- [Task instructions] Gather all lines from the material that contain "رسول".

- [Input for this task]

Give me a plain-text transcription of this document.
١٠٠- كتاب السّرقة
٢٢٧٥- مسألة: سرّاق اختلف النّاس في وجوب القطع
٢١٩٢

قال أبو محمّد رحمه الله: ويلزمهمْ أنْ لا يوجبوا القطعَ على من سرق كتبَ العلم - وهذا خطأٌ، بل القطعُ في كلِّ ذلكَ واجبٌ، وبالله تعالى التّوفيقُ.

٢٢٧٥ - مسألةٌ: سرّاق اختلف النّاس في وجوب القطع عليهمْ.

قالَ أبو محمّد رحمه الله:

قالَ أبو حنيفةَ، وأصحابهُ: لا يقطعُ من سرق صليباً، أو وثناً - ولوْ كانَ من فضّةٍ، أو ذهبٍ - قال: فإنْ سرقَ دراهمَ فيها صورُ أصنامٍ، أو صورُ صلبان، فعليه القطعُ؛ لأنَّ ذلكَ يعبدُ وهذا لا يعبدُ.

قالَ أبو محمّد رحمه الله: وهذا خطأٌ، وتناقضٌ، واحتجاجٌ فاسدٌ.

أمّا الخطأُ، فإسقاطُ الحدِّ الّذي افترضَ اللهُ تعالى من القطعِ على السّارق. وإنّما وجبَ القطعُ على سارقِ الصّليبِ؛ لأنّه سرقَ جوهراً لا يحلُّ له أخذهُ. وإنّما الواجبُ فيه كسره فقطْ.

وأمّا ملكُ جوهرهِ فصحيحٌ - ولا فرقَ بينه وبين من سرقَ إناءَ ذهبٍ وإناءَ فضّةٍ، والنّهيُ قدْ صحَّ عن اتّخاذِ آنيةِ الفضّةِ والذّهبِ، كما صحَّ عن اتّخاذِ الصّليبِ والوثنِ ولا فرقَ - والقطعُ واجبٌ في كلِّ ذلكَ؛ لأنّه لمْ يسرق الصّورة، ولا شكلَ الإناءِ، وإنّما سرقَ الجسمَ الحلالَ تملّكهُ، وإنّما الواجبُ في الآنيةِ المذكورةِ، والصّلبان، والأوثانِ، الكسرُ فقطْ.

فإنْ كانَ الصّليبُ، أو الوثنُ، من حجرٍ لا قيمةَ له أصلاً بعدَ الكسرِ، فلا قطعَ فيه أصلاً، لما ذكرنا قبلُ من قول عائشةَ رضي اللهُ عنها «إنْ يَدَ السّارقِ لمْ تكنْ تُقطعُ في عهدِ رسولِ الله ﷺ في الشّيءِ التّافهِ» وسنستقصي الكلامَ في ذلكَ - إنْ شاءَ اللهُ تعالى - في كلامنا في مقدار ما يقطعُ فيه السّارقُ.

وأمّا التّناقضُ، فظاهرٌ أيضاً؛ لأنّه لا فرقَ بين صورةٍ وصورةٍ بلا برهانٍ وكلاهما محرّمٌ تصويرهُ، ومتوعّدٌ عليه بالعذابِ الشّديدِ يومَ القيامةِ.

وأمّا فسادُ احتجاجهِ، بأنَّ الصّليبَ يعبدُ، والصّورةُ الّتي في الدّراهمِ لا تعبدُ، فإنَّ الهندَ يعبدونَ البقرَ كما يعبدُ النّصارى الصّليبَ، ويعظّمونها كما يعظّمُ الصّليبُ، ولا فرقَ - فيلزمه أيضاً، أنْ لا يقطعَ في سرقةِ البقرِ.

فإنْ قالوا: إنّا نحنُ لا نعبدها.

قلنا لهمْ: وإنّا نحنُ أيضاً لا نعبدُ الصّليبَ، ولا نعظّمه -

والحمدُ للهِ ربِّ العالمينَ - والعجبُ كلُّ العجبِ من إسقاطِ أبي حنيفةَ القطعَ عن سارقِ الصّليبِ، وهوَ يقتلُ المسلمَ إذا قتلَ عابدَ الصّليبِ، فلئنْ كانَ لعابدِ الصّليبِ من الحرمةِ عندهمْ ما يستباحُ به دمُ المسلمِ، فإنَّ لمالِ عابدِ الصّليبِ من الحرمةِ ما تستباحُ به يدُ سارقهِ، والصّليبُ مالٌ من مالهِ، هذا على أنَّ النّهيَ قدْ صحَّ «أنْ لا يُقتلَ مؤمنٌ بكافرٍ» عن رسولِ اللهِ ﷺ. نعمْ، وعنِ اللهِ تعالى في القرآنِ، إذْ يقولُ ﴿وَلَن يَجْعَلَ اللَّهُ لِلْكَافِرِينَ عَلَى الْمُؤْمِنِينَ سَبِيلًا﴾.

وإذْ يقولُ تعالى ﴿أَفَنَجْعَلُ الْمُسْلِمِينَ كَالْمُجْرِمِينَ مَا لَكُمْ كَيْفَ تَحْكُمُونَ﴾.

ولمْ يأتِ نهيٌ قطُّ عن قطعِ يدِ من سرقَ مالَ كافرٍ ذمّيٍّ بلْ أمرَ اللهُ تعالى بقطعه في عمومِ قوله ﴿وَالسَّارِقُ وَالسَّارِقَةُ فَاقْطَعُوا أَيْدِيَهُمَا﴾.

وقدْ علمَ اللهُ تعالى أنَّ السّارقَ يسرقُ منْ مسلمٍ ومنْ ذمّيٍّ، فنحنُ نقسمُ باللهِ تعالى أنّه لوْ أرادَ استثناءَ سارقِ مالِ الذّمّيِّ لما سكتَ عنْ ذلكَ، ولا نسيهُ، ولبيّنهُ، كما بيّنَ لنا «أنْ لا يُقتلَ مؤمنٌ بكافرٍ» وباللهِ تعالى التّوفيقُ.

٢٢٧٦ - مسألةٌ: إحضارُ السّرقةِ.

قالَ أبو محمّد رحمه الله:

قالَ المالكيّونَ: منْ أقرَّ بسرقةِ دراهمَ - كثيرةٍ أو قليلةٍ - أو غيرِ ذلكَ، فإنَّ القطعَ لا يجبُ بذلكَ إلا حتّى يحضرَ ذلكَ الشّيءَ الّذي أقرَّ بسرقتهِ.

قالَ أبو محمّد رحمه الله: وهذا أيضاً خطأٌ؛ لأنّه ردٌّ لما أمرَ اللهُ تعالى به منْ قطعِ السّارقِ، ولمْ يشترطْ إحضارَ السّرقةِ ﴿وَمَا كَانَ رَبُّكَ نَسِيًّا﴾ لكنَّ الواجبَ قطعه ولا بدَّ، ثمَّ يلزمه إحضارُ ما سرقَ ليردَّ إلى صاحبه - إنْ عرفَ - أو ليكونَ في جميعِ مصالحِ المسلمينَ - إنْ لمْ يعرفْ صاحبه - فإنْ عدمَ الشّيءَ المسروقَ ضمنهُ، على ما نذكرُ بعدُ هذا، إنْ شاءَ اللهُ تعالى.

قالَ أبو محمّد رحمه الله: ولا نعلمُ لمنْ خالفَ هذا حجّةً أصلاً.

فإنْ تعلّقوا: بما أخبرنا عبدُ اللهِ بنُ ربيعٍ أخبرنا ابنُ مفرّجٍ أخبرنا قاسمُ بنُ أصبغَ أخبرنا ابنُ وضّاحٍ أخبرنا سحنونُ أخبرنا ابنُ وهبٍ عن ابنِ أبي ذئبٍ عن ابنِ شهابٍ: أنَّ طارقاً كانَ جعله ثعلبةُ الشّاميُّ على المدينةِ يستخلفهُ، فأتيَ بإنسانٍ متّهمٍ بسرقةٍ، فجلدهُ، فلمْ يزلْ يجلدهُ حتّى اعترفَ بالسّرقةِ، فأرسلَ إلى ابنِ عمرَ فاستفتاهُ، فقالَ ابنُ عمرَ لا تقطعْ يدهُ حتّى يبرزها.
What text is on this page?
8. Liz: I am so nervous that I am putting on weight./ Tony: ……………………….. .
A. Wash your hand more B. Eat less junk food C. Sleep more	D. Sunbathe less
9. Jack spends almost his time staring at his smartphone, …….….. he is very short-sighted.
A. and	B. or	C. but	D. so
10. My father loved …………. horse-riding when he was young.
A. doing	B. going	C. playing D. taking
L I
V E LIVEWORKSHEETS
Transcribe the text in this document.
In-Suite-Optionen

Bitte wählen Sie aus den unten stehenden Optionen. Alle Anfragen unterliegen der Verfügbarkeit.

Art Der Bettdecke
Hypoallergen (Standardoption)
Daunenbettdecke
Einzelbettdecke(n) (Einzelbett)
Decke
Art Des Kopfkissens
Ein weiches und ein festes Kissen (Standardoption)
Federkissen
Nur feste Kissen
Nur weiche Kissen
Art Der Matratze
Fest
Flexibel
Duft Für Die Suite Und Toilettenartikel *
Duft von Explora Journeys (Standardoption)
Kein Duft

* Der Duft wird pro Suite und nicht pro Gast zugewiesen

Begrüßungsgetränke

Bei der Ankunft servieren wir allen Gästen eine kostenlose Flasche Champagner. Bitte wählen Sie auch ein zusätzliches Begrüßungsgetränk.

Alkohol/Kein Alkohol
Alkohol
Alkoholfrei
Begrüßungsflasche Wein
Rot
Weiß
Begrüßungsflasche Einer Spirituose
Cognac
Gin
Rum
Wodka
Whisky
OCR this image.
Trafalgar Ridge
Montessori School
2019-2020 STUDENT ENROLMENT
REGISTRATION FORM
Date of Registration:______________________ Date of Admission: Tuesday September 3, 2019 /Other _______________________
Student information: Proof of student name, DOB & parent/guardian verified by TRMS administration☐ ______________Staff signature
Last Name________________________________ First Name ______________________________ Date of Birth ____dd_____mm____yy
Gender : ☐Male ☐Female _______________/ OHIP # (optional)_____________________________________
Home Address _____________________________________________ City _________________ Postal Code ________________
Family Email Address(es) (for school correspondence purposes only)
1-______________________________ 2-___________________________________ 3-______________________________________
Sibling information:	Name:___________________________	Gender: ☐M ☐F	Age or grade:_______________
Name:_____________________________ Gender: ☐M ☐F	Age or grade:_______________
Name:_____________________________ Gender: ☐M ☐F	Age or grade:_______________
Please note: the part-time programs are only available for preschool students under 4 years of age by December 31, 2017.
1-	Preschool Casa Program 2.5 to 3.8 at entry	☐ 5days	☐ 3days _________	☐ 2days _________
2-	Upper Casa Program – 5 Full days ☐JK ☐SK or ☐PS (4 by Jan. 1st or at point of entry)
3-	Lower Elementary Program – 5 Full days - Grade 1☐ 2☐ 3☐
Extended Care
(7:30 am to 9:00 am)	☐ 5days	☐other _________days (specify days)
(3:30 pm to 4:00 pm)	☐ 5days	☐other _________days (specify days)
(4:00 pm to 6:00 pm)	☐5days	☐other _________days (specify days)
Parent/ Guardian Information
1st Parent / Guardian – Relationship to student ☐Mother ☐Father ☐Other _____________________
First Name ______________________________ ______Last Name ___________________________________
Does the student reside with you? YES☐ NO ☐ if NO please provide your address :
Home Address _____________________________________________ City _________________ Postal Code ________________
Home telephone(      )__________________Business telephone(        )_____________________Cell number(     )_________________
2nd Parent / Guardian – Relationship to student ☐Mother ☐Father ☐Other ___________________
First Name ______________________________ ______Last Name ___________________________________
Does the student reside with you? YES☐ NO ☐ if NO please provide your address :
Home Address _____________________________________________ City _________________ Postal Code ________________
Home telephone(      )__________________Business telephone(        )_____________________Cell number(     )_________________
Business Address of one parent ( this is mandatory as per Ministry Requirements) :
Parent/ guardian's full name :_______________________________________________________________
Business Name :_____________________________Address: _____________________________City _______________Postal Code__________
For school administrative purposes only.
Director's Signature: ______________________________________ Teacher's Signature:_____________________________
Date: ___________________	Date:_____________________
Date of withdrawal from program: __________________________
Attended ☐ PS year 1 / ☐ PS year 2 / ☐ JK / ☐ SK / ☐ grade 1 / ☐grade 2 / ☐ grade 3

- [Written solution]
فإنْ كانَ الصّليبُ، أو الوثنُ، من حجرٍ لا قيمةَ له أصلاً بعدَ الكسرِ، فلا قطعَ فيه أصلاً، لما ذكرنا قبلُ من قول عائشةَ رضي اللهُ عنها «إنْ يَدَ السّارقِ لمْ تكنْ تُقطعُ في عهدِ رسولِ الله ﷺ في الشّيءِ التّافهِ» وسنستقصي الكلامَ في ذلكَ - إنْ شاءَ اللهُ تعالى - في كلامنا في مقدار ما يقطعُ فيه السّارقُ.
والحمدُ للهِ ربِّ العالمينَ - والعجبُ كلُّ العجبِ من إسقاطِ أبي حنيفةَ القطعَ عن سارقِ الصّليبِ، وهوَ يقتلُ المسلمَ إذا قتلَ عابدَ الصّليبِ، فلئنْ كانَ لعابدِ الصّليبِ من الحرمةِ عندهمْ ما يستباحُ به دمُ المسلمِ، فإنَّ لمالِ عابدِ الصّليبِ من الحرمةِ ما تستباحُ به يدُ سارقهِ، والصّليبُ مالٌ من مالهِ، هذا على أنَّ النّهيَ قدْ صحَّ «أنْ لا يُقتلَ مؤمنٌ بكافرٍ» عن رسولِ اللهِ ﷺ. نعمْ، وعنِ اللهِ تعالى في القرآنِ، إذْ يقولُ ﴿وَلَن يَجْعَلَ اللَّهُ لِلْكَافِرِينَ عَلَى الْمُؤْمِنِينَ سَبِيلًا﴾.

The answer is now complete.